◆ **DIRECTIVE**:
The data below should be printed in full, exactly, and without any of its images.

◆ **SUPPLIED INFORMATION**:
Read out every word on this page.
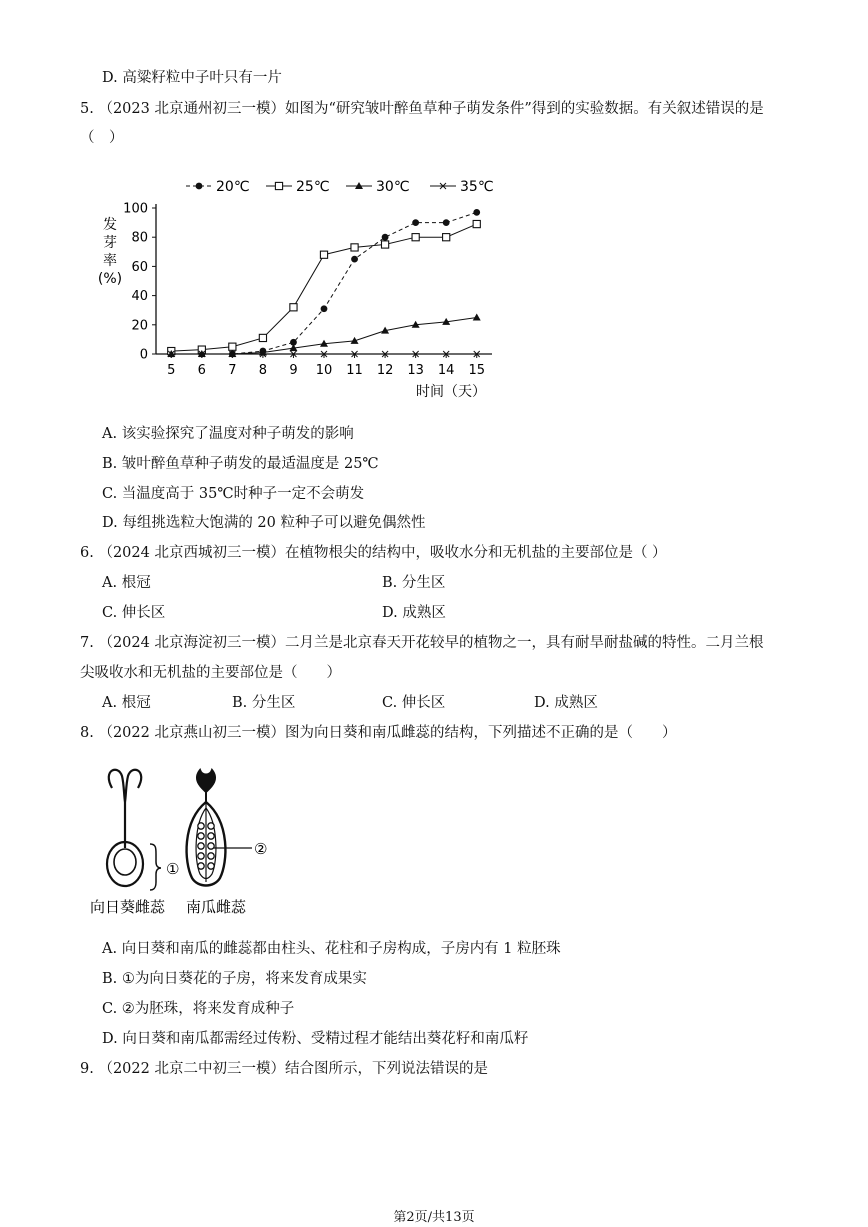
D. 高粱籽粒中子叶只有一片
5. （2023 北京通州初三一模）如图为“研究皱叶醉鱼草种子萌发条件”得到的实验数据。有关叙述错误的是
（　）
20℃	25℃	30℃	35℃
发
芽
率
(%)
0
20
40
60
80
100
5 6 7 8 9 10 11 12 13 14 15
时间（天）
A. 该实验探究了温度对种子萌发的影响
B. 皱叶醉鱼草种子萌发的最适温度是 25℃
C. 当温度高于 35℃时种子一定不会萌发
D. 每组挑选粒大饱满的 20 粒种子可以避免偶然性
6. （2024 北京西城初三一模）在植物根尖的结构中，吸收水分和无机盐的主要部位是（ ）
A. 根冠	B. 分生区
C. 伸长区	D. 成熟区
7. （2024 北京海淀初三一模）二月兰是北京春天开花较早的植物之一，具有耐旱耐盐碱的特性。二月兰根
尖吸收水和无机盐的主要部位是（　　）
A. 根冠	B. 分生区	C. 伸长区	D. 成熟区
8. （2022 北京燕山初三一模）图为向日葵和南瓜雌蕊的结构，下列描述不正确的是（　　）
①
②
向日葵雌蕊 南瓜雌蕊
A. 向日葵和南瓜的雌蕊都由柱头、花柱和子房构成，子房内有 1 粒胚珠
B. ①为向日葵花的子房，将来发育成果实
C. ②为胚珠，将来发育成种子
D. 向日葵和南瓜都需经过传粉、受精过程才能结出葵花籽和南瓜籽
9. （2022 北京二中初三一模）结合图所示，下列说法错误的是
第2页/共13页
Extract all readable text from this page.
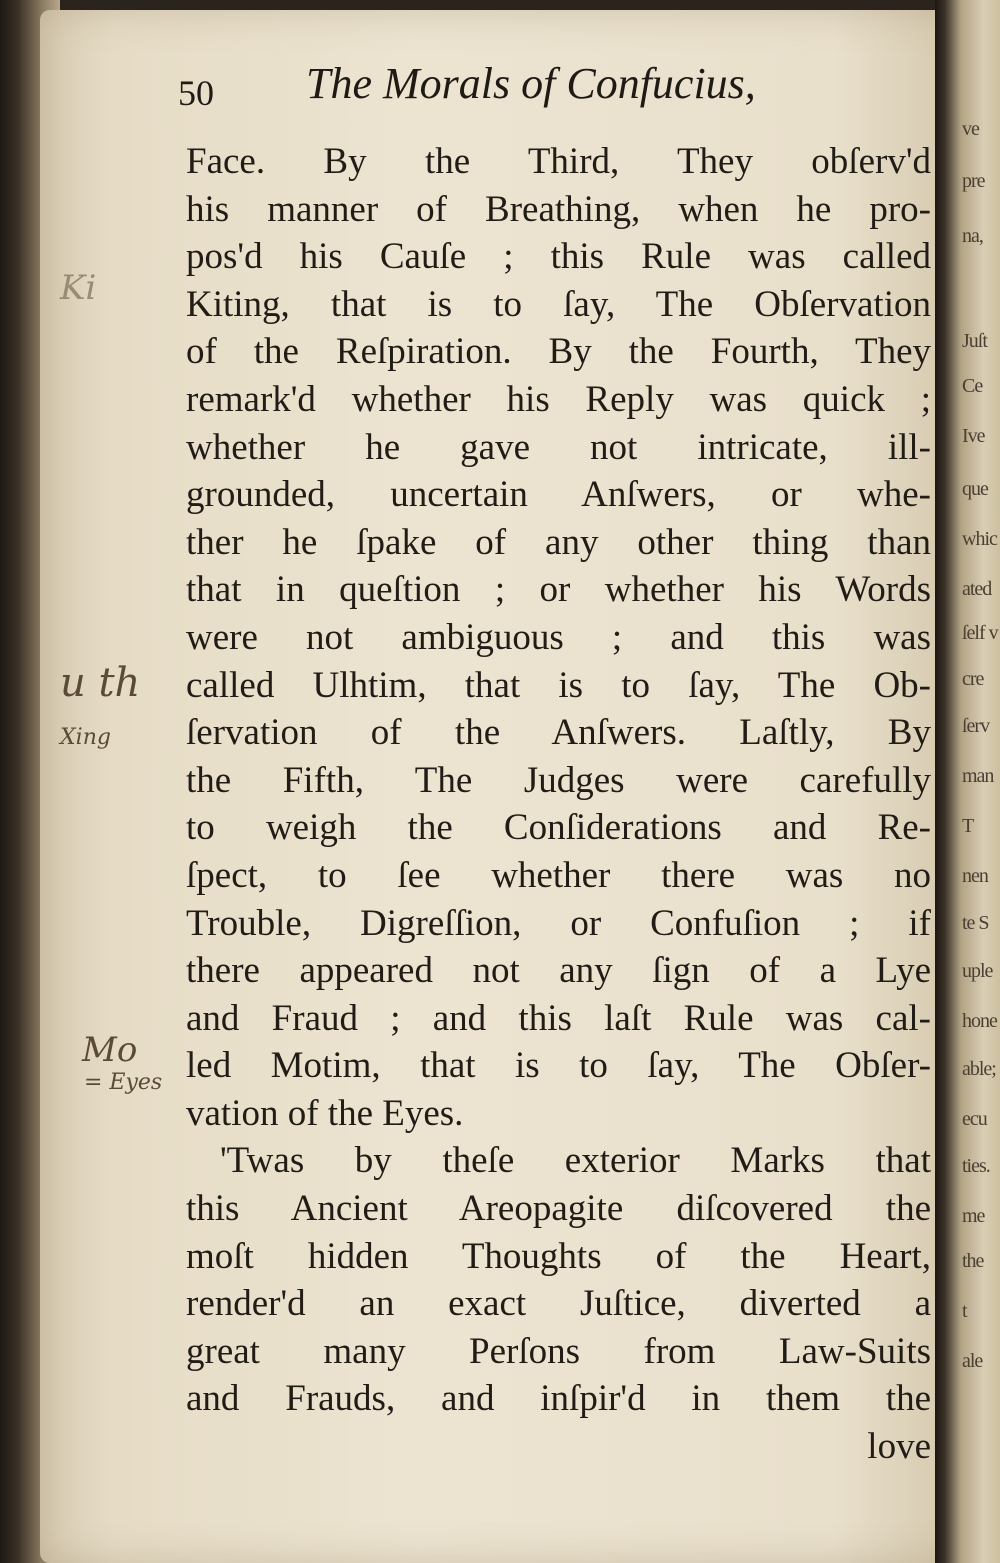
ve
pre
na,
Juſt
Ce
Ive
que
whic
ated
ſelf v
cre
ſerv
man
T
nen
te S
uple
hone
able;
ecu
ties.
me
the
t
ale
50 The Morals of Confucius,
Face. By the Third, They obſerv'd
his manner of Breathing, when he pro-
pos'd his Cauſe ; this Rule was called
Kiting, that is to ſay, The Obſervation
of the Reſpiration. By the Fourth, They
remark'd whether his Reply was quick ;
whether he gave not intricate, ill-
grounded, uncertain Anſwers, or whe-
ther he ſpake of any other thing than
that in queſtion ; or whether his Words
were not ambiguous ; and this was
called Ulhtim, that is to ſay, The Ob-
ſervation of the Anſwers. Laſtly, By
the Fifth, The Judges were carefully
to weigh the Conſiderations and Re-
ſpect, to ſee whether there was no
Trouble, Digreſſion, or Confuſion ; if
there appeared not any ſign of a Lye
and Fraud ; and this laſt Rule was cal-
led Motim, that is to ſay, The Obſer-
vation of the Eyes.
'Twas by theſe exterior Marks that
this Ancient Areopagite diſcovered the
moſt hidden Thoughts of the Heart,
render'd an exact Juſtice, diverted a
great many Perſons from Law-Suits
and Frauds, and inſpir'd in them the
love
Ki
u th
Xing
Mo
= Eyes
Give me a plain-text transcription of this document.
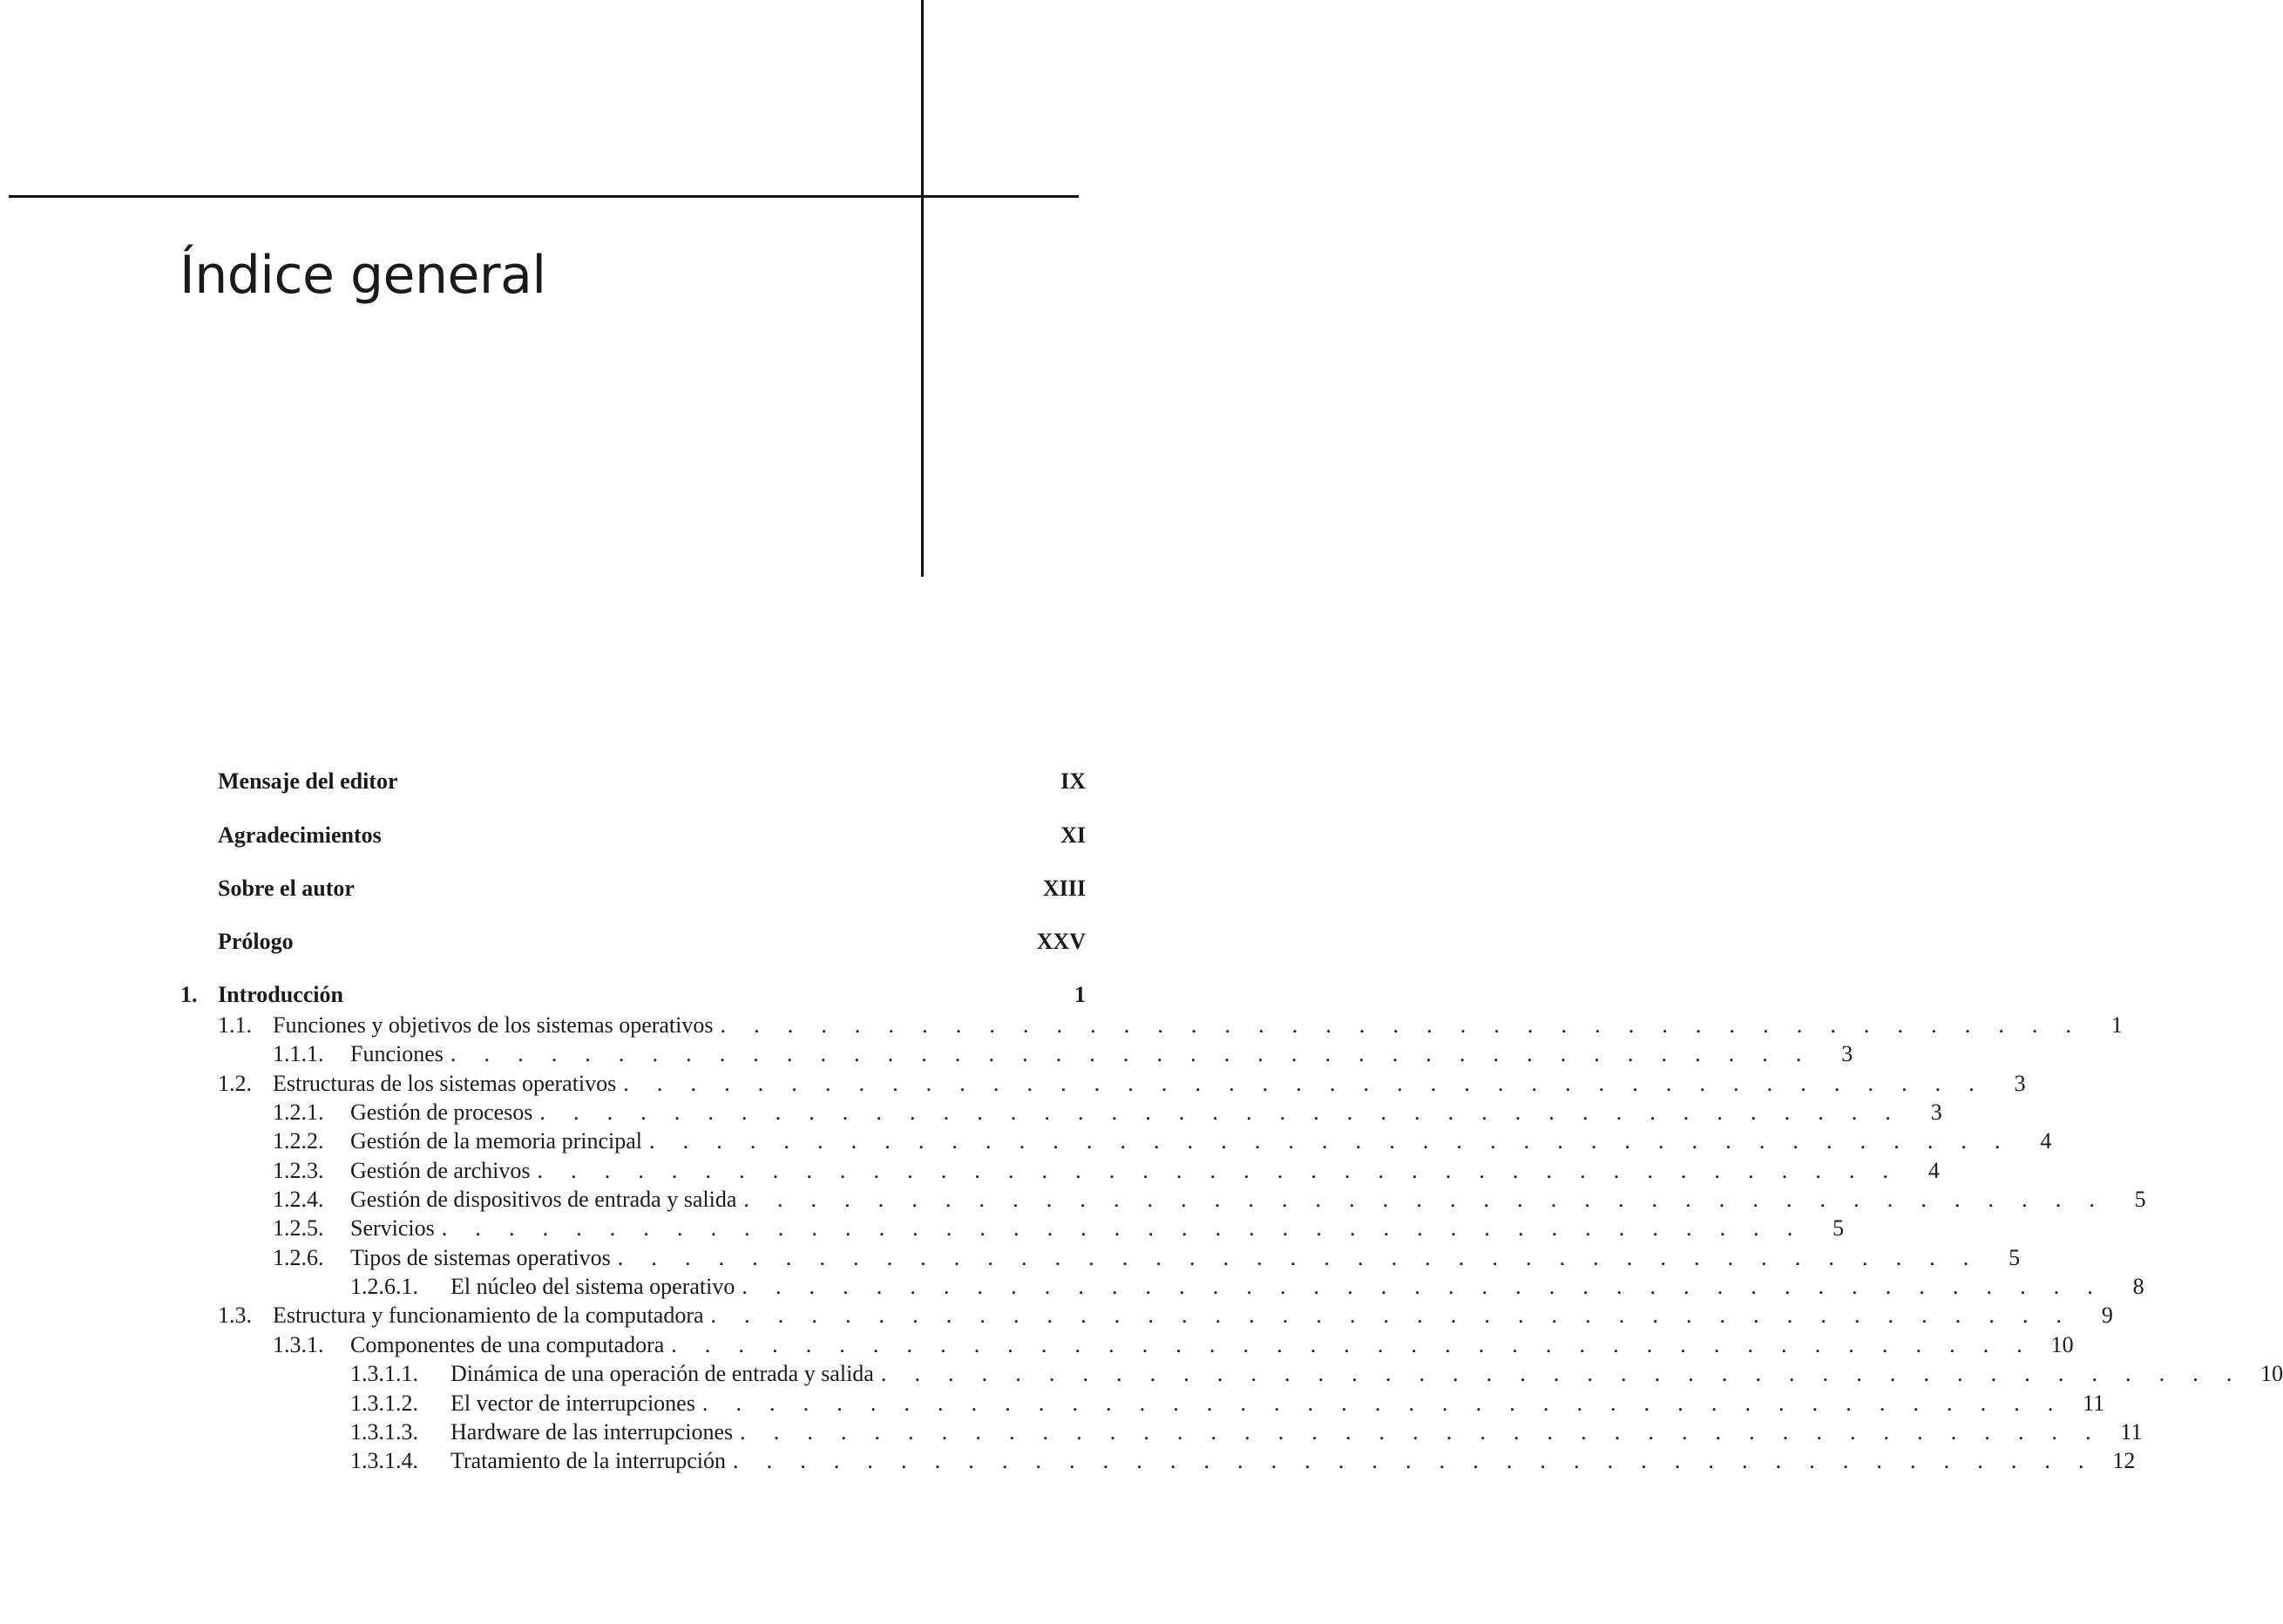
Índice general
Mensaje del editor	IX
Agradecimientos	XI
Sobre el autor	XIII
Prólogo	XXV
1. Introducción	1
1.1. Funciones y objetivos de los sistemas operativos . . . . . . . . . . . . . . . . . . . . . . . . . . . . . . . . . . . . . . . . .	1
1.1.1.	Funciones . . . . . . . . . . . . . . . . . . . . . . . . . . . . . . . . . . . . . . . . .	3
1.2. Estructuras de los sistemas operativos . . . . . . . . . . . . . . . . . . . . . . . . . . . . . . . . . . . . . . . . .	3
1.2.1.	Gestión de procesos . . . . . . . . . . . . . . . . . . . . . . . . . . . . . . . . . . . . . . . . .	3
1.2.2.	Gestión de la memoria principal . . . . . . . . . . . . . . . . . . . . . . . . . . . . . . . . . . . . . . . . .	4
1.2.3.	Gestión de archivos . . . . . . . . . . . . . . . . . . . . . . . . . . . . . . . . . . . . . . . . .	4
1.2.4.	Gestión de dispositivos de entrada y salida . . . . . . . . . . . . . . . . . . . . . . . . . . . . . . . . . . . . . . . . .	5
1.2.5.	Servicios . . . . . . . . . . . . . . . . . . . . . . . . . . . . . . . . . . . . . . . . .	5
1.2.6.	Tipos de sistemas operativos . . . . . . . . . . . . . . . . . . . . . . . . . . . . . . . . . . . . . . . . .	5
1.2.6.1.	El núcleo del sistema operativo . . . . . . . . . . . . . . . . . . . . . . . . . . . . . . . . . . . . . . . . .	8
1.3. Estructura y funcionamiento de la computadora . . . . . . . . . . . . . . . . . . . . . . . . . . . . . . . . . . . . . . . . .	9
1.3.1.	Componentes de una computadora . . . . . . . . . . . . . . . . . . . . . . . . . . . . . . . . . . . . . . . . . 10
1.3.1.1.	Dinámica de una operación de entrada y salida . . . . . . . . . . . . . . . . . . . . . . . . . . . . . . . . . . . . . . . . . 10
1.3.1.2.	El vector de interrupciones . . . . . . . . . . . . . . . . . . . . . . . . . . . . . . . . . . . . . . . . . 11
1.3.1.3.	Hardware de las interrupciones . . . . . . . . . . . . . . . . . . . . . . . . . . . . . . . . . . . . . . . . . 11
1.3.1.4.	Tratamiento de la interrupción . . . . . . . . . . . . . . . . . . . . . . . . . . . . . . . . . . . . . . . . . 12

◆ **CORRECT RESPONSE**:
Read out every word on this page.
D. 高粱籽粒中子叶只有一片
5. （2023 北京通州初三一模）如图为“研究皱叶醉鱼草种子萌发条件”得到的实验数据。有关叙述错误的是
（　）
20℃	25℃	30℃	35℃
发
芽
率
(%)
0
20
40
60
80
100
5 6 7 8 9 10 11 12 13 14 15
时间（天）
A. 该实验探究了温度对种子萌发的影响
B. 皱叶醉鱼草种子萌发的最适温度是 25℃
C. 当温度高于 35℃时种子一定不会萌发
D. 每组挑选粒大饱满的 20 粒种子可以避免偶然性
6. （2024 北京西城初三一模）在植物根尖的结构中，吸收水分和无机盐的主要部位是（ ）
A. 根冠	B. 分生区
C. 伸长区	D. 成熟区
7. （2024 北京海淀初三一模）二月兰是北京春天开花较早的植物之一，具有耐旱耐盐碱的特性。二月兰根
尖吸收水和无机盐的主要部位是（　　）
A. 根冠	B. 分生区	C. 伸长区	D. 成熟区
8. （2022 北京燕山初三一模）图为向日葵和南瓜雌蕊的结构，下列描述不正确的是（　　）
①
②
向日葵雌蕊 南瓜雌蕊
A. 向日葵和南瓜的雌蕊都由柱头、花柱和子房构成，子房内有 1 粒胚珠
B. ①为向日葵花的子房，将来发育成果实
C. ②为胚珠，将来发育成种子
D. 向日葵和南瓜都需经过传粉、受精过程才能结出葵花籽和南瓜籽
9. （2022 北京二中初三一模）结合图所示，下列说法错误的是
第2页/共13页
Extract all readable text from this page.
ve
pre
na,
Juſt
Ce
Ive
que
whic
ated
ſelf v
cre
ſerv
man
T
nen
te S
uple
hone
able;
ecu
ties.
me
the
t
ale
50 The Morals of Confucius,
Face. By the Third, They obſerv'd
his manner of Breathing, when he pro-
pos'd his Cauſe ; this Rule was called
Kiting, that is to ſay, The Obſervation
of the Reſpiration. By the Fourth, They
remark'd whether his Reply was quick ;
whether he gave not intricate, ill-
grounded, uncertain Anſwers, or whe-
ther he ſpake of any other thing than
that in queſtion ; or whether his Words
were not ambiguous ; and this was
called Ulhtim, that is to ſay, The Ob-
ſervation of the Anſwers. Laſtly, By
the Fifth, The Judges were carefully
to weigh the Conſiderations and Re-
ſpect, to ſee whether there was no
Trouble, Digreſſion, or Confuſion ; if
there appeared not any ſign of a Lye
and Fraud ; and this laſt Rule was cal-
led Motim, that is to ſay, The Obſer-
vation of the Eyes.
'Twas by theſe exterior Marks that
this Ancient Areopagite diſcovered the
moſt hidden Thoughts of the Heart,
render'd an exact Juſtice, diverted a
great many Perſons from Law-Suits
and Frauds, and inſpir'd in them the
love
Ki
u th
Xing
Mo
= Eyes
Give me a plain-text transcription of this document.
Índice general
Mensaje del editor	IX
Agradecimientos	XI
Sobre el autor	XIII
Prólogo	XXV
1. Introducción	1
1.1. Funciones y objetivos de los sistemas operativos . . . . . . . . . . . . . . . . . . . . . . . . . . . . . . . . . . . . . . . . .	1
1.1.1.	Funciones . . . . . . . . . . . . . . . . . . . . . . . . . . . . . . . . . . . . . . . . .	3
1.2. Estructuras de los sistemas operativos . . . . . . . . . . . . . . . . . . . . . . . . . . . . . . . . . . . . . . . . .	3
1.2.1.	Gestión de procesos . . . . . . . . . . . . . . . . . . . . . . . . . . . . . . . . . . . . . . . . .	3
1.2.2.	Gestión de la memoria principal . . . . . . . . . . . . . . . . . . . . . . . . . . . . . . . . . . . . . . . . .	4
1.2.3.	Gestión de archivos . . . . . . . . . . . . . . . . . . . . . . . . . . . . . . . . . . . . . . . . .	4
1.2.4.	Gestión de dispositivos de entrada y salida . . . . . . . . . . . . . . . . . . . . . . . . . . . . . . . . . . . . . . . . .	5
1.2.5.	Servicios . . . . . . . . . . . . . . . . . . . . . . . . . . . . . . . . . . . . . . . . .	5
1.2.6.	Tipos de sistemas operativos . . . . . . . . . . . . . . . . . . . . . . . . . . . . . . . . . . . . . . . . .	5
1.2.6.1.	El núcleo del sistema operativo . . . . . . . . . . . . . . . . . . . . . . . . . . . . . . . . . . . . . . . . .	8
1.3. Estructura y funcionamiento de la computadora . . . . . . . . . . . . . . . . . . . . . . . . . . . . . . . . . . . . . . . . .	9
1.3.1.	Componentes de una computadora . . . . . . . . . . . . . . . . . . . . . . . . . . . . . . . . . . . . . . . . . 10
1.3.1.1.	Dinámica de una operación de entrada y salida . . . . . . . . . . . . . . . . . . . . . . . . . . . . . . . . . . . . . . . . . 10
1.3.1.2.	El vector de interrupciones . . . . . . . . . . . . . . . . . . . . . . . . . . . . . . . . . . . . . . . . . 11
1.3.1.3.	Hardware de las interrupciones . . . . . . . . . . . . . . . . . . . . . . . . . . . . . . . . . . . . . . . . . 11
1.3.1.4.	Tratamiento de la interrupción . . . . . . . . . . . . . . . . . . . . . . . . . . . . . . . . . . . . . . . . . 12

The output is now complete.